• Stated goal:
Filter the data below for the string "البخاري" and copy each matching line.

• Records for this exercise:
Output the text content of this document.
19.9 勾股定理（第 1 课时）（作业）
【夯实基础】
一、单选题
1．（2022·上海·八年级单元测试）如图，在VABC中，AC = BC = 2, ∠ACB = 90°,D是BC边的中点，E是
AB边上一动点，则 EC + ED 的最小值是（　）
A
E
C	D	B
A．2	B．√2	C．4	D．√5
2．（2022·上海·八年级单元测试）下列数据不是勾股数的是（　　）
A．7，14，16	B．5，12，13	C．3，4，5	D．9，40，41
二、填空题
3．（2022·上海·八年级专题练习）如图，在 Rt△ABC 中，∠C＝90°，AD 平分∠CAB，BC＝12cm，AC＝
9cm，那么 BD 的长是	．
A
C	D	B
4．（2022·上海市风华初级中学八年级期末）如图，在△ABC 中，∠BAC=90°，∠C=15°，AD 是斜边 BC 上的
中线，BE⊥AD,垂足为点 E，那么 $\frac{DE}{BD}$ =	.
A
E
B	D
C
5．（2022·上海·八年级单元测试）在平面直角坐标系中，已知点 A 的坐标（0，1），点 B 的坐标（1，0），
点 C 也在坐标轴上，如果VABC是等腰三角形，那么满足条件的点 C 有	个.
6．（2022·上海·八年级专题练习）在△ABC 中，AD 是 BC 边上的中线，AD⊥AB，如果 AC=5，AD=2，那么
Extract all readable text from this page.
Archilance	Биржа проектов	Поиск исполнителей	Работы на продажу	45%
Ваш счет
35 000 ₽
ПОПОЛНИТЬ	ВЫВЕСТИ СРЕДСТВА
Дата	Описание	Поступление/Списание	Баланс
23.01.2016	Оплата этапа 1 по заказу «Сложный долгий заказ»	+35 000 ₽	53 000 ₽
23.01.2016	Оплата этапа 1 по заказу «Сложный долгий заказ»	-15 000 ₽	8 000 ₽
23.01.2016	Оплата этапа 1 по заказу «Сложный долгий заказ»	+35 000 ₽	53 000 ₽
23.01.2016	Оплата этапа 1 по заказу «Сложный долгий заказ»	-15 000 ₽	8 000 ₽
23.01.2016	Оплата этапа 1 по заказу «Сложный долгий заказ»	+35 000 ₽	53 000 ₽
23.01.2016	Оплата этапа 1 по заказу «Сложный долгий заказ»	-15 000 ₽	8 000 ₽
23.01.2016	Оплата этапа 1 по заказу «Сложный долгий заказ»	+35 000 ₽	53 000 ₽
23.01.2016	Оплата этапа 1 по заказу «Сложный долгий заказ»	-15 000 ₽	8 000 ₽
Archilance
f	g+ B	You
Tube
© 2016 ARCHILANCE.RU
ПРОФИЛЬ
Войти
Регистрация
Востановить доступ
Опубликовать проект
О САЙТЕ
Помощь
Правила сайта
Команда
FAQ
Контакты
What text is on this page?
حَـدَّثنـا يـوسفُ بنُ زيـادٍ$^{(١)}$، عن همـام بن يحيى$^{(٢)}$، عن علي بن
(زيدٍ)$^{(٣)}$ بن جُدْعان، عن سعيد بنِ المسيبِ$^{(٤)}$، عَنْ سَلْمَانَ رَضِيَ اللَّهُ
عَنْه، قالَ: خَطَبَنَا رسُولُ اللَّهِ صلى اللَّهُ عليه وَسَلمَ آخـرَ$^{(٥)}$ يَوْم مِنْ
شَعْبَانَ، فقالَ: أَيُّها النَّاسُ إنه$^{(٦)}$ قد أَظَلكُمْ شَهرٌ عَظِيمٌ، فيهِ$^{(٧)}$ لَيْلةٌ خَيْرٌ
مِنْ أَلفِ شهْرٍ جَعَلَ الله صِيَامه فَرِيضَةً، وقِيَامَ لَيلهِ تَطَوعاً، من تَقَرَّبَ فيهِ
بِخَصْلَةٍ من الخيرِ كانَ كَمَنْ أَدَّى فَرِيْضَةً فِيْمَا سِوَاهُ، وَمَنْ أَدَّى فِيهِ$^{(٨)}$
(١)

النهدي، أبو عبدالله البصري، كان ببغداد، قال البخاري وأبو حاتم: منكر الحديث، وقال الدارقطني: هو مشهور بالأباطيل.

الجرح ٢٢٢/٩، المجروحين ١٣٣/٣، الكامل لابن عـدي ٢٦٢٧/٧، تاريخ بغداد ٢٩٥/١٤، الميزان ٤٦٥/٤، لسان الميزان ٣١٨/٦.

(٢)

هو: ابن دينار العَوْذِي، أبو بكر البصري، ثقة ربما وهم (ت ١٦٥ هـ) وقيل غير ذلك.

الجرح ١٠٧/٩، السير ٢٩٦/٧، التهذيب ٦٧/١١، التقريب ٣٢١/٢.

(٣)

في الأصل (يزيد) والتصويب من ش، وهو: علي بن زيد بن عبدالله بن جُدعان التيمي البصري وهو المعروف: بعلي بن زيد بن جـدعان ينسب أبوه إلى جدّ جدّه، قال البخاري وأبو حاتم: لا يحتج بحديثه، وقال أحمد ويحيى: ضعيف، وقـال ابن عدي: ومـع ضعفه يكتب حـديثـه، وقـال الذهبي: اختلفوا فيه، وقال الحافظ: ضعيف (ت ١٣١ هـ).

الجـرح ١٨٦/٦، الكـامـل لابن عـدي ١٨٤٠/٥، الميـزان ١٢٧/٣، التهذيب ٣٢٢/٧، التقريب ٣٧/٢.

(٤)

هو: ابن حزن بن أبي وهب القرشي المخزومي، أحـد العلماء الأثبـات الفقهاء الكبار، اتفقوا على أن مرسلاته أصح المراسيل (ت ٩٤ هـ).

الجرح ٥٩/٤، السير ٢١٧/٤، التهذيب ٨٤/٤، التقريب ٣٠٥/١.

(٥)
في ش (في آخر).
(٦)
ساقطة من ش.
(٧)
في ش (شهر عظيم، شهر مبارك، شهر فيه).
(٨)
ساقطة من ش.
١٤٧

• The result:
النهدي، أبو عبدالله البصري، كان ببغداد، قال البخاري وأبو حاتم: منكر الحديث، وقال الدارقطني: هو مشهور بالأباطيل.
في الأصل (يزيد) والتصويب من ش، وهو: علي بن زيد بن عبدالله بن جُدعان التيمي البصري وهو المعروف: بعلي بن زيد بن جـدعان ينسب أبوه إلى جدّ جدّه، قال البخاري وأبو حاتم: لا يحتج بحديثه، وقال أحمد ويحيى: ضعيف، وقـال ابن عدي: ومـع ضعفه يكتب حـديثـه، وقـال الذهبي: اختلفوا فيه، وقال الحافظ: ضعيف (ت ١٣١ هـ).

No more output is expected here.